**Records that describe figures**
┄┄┄┄┄┄┄┄┄┄┄┄┄┄┄┄┄┄┄┄

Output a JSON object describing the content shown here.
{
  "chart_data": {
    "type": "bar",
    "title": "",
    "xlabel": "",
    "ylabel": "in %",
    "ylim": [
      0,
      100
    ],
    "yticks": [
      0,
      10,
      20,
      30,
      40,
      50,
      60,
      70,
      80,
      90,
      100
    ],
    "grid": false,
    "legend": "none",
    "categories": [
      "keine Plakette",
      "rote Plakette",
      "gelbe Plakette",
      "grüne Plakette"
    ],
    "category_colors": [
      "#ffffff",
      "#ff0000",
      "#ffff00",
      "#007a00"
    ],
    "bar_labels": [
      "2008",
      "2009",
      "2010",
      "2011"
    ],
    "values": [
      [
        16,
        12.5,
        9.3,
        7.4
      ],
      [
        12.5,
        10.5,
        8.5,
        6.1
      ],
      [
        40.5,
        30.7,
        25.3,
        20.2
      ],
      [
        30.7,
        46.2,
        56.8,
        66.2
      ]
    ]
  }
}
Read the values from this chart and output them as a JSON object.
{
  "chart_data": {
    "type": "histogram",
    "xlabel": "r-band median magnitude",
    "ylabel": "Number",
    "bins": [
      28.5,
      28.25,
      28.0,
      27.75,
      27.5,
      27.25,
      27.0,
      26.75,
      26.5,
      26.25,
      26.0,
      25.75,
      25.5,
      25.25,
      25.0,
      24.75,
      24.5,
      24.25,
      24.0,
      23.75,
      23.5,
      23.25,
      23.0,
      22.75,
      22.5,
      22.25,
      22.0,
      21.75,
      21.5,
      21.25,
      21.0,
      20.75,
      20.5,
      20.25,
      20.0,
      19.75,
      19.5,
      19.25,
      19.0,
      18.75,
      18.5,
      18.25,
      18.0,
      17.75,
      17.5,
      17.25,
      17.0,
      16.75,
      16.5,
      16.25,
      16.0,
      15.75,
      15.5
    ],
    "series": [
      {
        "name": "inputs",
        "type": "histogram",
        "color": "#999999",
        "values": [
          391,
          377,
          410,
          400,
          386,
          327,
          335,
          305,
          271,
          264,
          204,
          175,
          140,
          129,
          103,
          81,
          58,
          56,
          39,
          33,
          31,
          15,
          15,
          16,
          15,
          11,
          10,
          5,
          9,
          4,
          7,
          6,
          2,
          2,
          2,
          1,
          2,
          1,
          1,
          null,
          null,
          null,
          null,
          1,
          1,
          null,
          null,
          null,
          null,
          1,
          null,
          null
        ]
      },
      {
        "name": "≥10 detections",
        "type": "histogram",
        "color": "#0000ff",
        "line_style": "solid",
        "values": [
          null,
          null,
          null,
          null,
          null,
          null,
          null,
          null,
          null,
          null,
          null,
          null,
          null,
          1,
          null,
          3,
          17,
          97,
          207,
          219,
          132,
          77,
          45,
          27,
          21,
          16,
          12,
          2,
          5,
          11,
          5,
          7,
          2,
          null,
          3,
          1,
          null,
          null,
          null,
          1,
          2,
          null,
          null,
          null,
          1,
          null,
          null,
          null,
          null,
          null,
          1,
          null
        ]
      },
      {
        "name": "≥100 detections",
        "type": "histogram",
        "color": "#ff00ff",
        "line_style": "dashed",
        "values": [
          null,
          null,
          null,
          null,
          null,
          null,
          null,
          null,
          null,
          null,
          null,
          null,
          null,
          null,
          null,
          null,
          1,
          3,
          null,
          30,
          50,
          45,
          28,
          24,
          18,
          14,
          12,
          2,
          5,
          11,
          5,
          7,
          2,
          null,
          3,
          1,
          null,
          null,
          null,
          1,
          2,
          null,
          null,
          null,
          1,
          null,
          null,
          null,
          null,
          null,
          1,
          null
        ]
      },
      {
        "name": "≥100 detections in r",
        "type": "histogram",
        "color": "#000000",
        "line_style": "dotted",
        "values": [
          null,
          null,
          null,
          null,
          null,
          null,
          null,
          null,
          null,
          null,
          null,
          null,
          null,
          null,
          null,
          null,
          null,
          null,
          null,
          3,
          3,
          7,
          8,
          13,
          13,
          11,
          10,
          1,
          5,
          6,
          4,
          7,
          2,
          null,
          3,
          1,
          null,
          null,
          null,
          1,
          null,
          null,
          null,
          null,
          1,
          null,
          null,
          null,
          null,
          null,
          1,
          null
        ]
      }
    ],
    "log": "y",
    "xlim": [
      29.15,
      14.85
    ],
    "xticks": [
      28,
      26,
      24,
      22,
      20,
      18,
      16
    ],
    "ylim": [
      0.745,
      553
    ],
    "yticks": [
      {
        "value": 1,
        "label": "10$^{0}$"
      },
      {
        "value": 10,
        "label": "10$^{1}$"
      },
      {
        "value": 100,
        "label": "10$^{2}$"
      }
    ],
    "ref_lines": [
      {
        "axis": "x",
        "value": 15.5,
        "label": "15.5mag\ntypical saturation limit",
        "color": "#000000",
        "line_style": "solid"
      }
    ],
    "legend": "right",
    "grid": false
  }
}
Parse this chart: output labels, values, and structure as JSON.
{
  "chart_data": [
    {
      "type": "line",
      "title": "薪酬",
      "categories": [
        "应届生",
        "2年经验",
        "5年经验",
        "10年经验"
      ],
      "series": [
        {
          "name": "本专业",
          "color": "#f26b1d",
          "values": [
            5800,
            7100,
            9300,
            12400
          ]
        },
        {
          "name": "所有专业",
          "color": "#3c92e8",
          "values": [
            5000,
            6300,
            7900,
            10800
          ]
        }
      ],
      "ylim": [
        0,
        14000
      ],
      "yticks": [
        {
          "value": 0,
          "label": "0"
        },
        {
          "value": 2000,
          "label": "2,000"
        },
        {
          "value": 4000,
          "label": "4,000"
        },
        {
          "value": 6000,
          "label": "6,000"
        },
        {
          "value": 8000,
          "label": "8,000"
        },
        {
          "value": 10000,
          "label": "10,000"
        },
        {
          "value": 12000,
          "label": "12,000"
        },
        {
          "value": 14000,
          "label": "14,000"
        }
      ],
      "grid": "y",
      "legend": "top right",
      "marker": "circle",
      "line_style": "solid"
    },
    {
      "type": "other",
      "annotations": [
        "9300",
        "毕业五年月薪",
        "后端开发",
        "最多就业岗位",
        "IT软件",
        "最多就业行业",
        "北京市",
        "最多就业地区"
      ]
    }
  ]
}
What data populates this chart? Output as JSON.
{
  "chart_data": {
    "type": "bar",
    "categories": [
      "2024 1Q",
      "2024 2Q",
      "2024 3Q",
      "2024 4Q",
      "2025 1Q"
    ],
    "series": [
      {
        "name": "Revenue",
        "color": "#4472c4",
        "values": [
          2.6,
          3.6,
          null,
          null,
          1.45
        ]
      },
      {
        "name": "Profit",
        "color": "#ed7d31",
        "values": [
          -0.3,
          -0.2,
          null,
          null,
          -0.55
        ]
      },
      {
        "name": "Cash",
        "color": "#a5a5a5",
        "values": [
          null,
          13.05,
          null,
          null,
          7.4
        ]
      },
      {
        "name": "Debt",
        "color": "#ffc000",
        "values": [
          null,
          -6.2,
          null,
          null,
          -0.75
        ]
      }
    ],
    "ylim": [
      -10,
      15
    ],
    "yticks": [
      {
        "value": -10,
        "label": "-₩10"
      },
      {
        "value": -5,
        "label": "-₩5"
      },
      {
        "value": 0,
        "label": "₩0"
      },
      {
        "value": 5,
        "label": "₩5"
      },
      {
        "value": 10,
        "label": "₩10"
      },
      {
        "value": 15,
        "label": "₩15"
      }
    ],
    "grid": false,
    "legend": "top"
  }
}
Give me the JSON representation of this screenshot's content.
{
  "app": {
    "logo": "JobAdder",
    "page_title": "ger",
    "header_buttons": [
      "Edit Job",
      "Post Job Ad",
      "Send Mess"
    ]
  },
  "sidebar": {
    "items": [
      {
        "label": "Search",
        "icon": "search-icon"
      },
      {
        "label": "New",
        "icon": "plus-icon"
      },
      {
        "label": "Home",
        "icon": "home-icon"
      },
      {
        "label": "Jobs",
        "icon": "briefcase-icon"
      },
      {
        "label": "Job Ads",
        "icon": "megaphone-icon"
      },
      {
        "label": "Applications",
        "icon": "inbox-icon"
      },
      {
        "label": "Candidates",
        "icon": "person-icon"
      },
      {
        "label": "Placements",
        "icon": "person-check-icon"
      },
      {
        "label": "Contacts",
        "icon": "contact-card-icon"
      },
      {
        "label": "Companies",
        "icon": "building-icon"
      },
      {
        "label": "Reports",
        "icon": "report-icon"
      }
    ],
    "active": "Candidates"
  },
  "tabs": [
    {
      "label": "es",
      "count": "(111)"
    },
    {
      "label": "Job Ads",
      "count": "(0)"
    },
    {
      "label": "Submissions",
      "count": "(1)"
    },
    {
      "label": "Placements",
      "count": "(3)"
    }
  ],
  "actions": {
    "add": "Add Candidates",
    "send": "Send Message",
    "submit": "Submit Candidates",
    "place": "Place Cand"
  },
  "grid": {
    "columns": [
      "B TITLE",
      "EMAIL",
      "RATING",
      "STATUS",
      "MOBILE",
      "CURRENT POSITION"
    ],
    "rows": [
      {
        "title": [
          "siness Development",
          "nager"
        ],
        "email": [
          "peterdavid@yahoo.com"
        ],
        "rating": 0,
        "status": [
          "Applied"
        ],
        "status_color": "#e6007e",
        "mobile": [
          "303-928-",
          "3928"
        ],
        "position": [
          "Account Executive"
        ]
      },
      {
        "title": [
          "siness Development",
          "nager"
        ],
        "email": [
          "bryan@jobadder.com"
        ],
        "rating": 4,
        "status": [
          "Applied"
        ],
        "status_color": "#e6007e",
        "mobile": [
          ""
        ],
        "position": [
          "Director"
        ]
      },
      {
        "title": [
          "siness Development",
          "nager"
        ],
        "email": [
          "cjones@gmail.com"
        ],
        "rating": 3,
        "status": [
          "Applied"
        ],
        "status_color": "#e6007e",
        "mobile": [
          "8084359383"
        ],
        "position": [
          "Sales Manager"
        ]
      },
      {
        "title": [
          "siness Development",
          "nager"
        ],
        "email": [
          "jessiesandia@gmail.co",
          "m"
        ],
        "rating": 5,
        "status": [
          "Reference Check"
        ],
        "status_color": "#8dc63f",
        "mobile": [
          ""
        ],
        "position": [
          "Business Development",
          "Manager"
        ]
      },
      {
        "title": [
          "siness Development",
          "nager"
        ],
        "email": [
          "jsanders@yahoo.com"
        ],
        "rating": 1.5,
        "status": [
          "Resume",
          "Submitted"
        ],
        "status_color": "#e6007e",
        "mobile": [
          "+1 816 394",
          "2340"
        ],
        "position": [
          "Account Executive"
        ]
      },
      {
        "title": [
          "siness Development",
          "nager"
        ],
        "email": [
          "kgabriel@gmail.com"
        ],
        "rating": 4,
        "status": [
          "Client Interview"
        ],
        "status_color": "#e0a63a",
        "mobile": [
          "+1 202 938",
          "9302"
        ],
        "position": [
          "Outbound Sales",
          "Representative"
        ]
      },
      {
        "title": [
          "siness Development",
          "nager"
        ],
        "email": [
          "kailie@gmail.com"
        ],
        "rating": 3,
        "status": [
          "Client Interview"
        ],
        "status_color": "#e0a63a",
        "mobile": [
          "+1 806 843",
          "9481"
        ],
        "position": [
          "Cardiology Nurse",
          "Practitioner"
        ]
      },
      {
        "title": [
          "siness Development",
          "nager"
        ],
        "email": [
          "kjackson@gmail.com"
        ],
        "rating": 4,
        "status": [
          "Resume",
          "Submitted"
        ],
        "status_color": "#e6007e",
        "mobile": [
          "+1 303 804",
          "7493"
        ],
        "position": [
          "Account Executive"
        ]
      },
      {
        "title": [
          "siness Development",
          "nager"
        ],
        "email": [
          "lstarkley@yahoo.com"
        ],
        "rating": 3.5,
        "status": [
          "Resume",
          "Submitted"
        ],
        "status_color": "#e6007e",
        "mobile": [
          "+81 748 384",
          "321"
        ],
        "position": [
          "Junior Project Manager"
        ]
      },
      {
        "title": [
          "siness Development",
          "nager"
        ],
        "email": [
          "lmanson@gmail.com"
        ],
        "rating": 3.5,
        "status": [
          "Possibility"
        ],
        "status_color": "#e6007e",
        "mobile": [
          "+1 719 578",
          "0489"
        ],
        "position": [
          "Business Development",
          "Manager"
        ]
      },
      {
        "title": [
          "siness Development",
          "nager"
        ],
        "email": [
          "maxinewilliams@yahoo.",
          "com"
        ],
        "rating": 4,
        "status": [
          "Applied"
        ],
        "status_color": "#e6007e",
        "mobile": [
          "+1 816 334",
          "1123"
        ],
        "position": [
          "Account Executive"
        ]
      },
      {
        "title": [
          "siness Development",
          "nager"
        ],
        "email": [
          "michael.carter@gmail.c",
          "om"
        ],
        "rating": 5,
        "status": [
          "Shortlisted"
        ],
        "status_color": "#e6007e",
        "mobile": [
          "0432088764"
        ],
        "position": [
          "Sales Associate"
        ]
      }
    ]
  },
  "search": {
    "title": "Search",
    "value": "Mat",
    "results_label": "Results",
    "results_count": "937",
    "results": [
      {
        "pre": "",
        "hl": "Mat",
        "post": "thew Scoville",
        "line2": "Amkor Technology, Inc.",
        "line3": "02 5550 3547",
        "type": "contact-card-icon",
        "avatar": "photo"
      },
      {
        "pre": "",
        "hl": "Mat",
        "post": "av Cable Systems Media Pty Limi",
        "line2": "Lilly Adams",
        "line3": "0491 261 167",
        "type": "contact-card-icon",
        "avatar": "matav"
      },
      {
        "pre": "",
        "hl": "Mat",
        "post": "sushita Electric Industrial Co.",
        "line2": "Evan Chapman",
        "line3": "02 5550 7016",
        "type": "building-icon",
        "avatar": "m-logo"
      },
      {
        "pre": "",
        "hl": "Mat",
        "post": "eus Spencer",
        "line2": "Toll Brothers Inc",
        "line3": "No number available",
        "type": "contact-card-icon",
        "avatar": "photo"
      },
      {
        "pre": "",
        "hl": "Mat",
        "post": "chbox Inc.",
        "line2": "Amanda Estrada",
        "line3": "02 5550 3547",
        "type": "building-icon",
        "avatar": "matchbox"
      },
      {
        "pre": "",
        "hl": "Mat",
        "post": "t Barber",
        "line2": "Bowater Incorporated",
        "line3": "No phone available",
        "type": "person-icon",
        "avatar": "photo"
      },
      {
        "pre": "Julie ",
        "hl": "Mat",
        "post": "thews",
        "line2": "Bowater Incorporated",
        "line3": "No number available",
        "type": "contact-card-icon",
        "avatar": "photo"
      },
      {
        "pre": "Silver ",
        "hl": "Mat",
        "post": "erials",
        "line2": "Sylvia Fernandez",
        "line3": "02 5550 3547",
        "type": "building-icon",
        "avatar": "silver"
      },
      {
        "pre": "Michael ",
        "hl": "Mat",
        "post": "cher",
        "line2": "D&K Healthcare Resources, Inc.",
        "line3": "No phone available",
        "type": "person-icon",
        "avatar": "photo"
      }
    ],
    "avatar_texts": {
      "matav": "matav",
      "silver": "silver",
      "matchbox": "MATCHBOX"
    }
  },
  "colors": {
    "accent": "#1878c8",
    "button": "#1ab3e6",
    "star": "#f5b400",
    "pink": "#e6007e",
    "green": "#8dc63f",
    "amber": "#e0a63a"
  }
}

┄┄┄┄┄┄┄┄┄┄┄┄┄┄┄┄┄┄┄┄

**Short problem**
Return only the count of lines in the records that hold the word "person".

**Written solution**
4